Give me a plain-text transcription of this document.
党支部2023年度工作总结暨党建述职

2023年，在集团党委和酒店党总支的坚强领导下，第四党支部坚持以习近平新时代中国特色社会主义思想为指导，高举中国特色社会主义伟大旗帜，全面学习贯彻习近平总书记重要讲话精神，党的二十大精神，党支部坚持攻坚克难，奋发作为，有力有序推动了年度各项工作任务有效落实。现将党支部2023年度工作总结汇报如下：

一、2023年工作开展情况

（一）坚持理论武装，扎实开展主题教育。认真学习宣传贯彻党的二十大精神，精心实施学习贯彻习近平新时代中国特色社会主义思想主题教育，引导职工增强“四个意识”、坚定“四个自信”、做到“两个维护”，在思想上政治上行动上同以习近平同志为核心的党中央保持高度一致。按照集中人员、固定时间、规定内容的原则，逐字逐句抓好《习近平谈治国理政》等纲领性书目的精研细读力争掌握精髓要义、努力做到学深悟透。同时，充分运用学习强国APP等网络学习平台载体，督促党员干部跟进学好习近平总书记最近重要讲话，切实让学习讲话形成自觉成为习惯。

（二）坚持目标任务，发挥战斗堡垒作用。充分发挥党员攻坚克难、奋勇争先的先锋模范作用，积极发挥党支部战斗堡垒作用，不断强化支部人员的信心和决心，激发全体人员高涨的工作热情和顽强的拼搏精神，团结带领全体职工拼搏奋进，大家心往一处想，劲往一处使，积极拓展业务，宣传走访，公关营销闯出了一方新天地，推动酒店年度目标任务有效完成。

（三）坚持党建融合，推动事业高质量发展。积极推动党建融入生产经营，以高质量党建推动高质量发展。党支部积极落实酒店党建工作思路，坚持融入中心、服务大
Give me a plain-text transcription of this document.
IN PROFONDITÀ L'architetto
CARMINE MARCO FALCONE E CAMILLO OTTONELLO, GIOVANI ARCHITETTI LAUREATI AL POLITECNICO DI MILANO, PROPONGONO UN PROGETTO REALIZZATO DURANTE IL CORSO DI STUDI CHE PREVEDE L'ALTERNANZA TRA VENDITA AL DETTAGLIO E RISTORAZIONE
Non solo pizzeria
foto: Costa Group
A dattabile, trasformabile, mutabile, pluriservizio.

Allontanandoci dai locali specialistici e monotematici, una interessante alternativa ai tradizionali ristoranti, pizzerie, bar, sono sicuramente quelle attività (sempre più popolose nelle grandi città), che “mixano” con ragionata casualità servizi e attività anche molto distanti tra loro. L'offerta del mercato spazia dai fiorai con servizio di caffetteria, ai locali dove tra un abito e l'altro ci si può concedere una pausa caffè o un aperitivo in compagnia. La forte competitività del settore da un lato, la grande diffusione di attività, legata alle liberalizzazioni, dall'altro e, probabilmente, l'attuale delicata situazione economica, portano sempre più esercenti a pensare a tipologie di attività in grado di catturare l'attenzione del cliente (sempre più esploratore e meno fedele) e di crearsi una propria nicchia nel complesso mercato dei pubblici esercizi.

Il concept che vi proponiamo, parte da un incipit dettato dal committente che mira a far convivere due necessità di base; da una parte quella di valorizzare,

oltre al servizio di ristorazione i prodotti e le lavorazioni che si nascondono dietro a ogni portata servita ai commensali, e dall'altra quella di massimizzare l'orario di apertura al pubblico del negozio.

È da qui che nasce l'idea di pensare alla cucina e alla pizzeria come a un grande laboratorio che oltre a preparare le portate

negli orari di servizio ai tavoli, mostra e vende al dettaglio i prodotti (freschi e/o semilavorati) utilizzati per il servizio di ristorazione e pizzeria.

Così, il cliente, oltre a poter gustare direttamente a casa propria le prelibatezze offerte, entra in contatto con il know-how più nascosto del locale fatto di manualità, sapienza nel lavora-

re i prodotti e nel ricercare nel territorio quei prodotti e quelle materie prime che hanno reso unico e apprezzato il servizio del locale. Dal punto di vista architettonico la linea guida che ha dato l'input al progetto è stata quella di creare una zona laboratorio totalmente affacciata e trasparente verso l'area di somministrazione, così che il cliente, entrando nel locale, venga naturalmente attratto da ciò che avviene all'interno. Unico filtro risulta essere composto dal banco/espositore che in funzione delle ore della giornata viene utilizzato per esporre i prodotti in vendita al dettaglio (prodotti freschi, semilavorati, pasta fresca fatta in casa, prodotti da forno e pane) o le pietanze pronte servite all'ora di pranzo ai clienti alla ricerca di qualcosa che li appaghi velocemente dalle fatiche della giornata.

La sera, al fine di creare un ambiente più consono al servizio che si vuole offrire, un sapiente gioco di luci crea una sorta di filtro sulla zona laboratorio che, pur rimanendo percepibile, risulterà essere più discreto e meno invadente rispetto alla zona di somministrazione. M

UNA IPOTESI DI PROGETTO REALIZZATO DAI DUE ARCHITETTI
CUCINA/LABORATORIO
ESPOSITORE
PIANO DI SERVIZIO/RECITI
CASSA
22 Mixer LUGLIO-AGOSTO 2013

◆ ◆ ◆ ◆

[PROBLEM REQUIREMENTS] Gather each line from the entries above that includes the word "pizzeria".

[TASK RESPONSE]
Non solo pizzeria
È da qui che nasce l'idea di pensare alla cucina e alla pizzeria come a un grande laboratorio che oltre a preparare le portate
negli orari di servizio ai tavoli, mostra e vende al dettaglio i prodotti (freschi e/o semilavorati) utilizzati per il servizio di ristorazione e pizzeria.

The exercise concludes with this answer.